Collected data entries
★ ★ ★ ★ ★ ★ ★

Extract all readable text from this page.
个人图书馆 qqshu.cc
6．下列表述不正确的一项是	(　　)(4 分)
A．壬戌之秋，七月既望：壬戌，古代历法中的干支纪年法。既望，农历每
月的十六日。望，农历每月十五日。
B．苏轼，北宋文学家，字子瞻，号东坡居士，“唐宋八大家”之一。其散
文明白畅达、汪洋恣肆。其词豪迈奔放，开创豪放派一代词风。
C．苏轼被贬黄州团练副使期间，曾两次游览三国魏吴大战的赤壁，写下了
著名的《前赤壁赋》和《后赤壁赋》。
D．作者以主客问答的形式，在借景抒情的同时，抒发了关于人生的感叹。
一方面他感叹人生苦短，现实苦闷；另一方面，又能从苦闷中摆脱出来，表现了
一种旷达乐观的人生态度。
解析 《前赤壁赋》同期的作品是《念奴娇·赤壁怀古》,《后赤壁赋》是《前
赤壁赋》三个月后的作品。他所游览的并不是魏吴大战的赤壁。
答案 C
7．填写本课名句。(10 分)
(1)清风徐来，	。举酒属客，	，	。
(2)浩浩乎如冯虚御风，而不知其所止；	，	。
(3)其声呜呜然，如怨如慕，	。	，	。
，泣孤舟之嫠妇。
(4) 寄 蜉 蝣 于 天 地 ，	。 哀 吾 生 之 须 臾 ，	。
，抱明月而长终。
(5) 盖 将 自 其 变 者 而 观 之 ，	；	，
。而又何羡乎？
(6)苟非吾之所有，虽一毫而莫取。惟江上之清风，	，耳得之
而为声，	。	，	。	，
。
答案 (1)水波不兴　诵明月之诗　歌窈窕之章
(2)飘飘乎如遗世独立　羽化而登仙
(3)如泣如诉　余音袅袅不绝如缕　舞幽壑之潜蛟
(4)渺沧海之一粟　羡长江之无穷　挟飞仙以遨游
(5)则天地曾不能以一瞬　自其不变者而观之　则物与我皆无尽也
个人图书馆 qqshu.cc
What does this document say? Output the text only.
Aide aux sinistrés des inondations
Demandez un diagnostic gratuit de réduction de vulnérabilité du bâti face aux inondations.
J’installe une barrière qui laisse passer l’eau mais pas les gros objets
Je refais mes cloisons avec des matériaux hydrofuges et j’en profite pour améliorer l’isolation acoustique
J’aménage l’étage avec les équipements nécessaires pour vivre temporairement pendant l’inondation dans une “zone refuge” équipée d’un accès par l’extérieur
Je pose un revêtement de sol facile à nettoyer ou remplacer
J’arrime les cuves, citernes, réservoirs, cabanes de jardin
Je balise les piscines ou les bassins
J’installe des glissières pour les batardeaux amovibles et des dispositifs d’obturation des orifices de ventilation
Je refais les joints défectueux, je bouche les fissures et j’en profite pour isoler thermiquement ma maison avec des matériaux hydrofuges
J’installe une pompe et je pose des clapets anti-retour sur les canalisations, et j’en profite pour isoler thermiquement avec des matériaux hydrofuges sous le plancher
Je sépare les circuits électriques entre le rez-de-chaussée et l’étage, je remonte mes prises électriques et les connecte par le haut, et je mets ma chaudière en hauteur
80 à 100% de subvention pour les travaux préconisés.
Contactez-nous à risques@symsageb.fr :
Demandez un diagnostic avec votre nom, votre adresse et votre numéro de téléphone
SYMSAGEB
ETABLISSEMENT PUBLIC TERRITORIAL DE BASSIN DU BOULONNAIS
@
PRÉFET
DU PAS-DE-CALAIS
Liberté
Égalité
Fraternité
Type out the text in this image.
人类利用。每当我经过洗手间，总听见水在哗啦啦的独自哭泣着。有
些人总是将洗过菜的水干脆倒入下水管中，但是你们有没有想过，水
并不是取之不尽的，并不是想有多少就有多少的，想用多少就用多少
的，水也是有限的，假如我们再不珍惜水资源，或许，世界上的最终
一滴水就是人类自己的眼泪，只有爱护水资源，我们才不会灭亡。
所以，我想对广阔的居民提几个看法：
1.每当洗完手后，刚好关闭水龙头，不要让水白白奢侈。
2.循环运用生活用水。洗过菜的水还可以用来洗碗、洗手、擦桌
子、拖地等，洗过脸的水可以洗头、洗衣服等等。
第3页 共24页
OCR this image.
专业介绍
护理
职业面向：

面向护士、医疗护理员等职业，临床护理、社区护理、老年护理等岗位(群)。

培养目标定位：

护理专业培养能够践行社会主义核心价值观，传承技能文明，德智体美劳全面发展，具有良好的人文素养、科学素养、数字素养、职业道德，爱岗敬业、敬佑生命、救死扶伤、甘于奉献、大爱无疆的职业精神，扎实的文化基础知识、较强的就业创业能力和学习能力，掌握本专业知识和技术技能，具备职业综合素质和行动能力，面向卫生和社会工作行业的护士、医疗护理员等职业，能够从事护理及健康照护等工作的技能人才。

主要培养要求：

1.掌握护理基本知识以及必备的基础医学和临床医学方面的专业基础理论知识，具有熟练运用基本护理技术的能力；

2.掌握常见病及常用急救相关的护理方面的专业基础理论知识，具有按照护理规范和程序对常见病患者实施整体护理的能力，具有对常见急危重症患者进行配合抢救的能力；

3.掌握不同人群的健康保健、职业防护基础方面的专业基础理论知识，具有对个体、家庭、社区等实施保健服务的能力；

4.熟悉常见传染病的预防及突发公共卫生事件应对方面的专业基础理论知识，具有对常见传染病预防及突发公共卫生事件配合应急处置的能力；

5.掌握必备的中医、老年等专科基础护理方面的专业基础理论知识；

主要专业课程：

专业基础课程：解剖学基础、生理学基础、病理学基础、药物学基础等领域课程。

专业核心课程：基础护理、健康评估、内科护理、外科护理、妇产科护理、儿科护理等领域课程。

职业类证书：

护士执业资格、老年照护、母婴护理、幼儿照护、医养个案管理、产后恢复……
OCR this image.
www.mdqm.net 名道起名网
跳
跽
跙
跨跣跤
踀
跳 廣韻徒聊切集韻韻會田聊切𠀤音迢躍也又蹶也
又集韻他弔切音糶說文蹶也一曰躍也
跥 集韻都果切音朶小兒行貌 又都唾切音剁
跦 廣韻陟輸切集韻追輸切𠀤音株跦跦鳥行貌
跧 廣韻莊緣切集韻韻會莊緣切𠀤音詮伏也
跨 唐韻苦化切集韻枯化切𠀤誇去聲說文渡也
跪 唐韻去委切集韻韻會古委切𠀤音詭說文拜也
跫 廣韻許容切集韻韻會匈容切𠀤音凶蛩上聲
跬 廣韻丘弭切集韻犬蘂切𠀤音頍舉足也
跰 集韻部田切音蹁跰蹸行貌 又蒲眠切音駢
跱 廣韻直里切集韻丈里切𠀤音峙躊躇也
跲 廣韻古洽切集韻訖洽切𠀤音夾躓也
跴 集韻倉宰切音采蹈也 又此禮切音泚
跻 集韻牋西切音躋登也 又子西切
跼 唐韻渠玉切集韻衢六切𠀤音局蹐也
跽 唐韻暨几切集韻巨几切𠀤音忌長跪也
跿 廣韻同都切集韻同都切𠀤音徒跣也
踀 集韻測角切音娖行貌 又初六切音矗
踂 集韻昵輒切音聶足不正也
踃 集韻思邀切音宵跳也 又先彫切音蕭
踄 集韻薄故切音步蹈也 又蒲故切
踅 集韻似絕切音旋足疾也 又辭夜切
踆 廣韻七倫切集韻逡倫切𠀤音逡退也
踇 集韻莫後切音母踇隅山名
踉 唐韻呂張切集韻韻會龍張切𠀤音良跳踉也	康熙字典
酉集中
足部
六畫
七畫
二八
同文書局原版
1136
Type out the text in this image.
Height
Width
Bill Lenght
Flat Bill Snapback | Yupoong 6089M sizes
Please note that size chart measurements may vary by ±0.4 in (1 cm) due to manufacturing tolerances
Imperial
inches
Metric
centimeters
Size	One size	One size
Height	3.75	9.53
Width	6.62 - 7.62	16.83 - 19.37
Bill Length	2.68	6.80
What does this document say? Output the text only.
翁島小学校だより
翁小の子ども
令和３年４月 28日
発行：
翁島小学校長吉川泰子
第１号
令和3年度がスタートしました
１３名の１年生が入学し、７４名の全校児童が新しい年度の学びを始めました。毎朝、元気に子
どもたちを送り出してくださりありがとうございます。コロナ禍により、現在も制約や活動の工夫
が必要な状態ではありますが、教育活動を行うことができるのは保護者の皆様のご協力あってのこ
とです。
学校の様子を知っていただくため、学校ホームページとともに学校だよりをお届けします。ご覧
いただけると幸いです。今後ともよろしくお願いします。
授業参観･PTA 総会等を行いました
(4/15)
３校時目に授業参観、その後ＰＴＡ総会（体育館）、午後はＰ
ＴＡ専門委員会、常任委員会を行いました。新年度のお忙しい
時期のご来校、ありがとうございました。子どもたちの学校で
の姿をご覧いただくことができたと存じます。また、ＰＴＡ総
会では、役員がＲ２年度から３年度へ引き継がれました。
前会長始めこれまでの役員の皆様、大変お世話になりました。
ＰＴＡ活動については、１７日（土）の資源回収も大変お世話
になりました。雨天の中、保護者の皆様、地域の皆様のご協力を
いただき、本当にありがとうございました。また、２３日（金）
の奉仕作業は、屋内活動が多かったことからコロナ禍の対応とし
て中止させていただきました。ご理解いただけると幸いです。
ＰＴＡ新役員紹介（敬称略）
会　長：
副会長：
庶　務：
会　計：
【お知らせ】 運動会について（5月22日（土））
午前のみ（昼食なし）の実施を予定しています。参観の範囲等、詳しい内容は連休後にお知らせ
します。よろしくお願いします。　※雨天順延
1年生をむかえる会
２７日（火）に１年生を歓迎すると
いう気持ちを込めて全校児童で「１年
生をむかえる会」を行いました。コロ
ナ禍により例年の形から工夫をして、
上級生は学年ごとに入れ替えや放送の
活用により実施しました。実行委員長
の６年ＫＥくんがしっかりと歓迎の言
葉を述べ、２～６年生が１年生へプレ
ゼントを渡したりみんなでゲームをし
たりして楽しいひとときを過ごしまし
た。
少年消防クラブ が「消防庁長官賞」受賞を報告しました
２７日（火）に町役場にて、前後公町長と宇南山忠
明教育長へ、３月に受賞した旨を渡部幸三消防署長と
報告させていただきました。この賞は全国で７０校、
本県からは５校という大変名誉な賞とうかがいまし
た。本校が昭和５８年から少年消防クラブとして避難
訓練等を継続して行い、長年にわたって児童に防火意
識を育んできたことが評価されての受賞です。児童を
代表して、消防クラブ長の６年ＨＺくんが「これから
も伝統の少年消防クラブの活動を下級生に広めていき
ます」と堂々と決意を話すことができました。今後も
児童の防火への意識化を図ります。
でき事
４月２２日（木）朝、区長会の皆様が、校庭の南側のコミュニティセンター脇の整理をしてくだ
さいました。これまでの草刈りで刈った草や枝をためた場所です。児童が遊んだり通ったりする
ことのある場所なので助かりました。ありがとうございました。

★ ★ ★ ★ ★ ★ ★

> [What is being asked]: For the data above, state how many lines contain "Demandez"; the number is the whole answer.

> [Solved exercise]: 2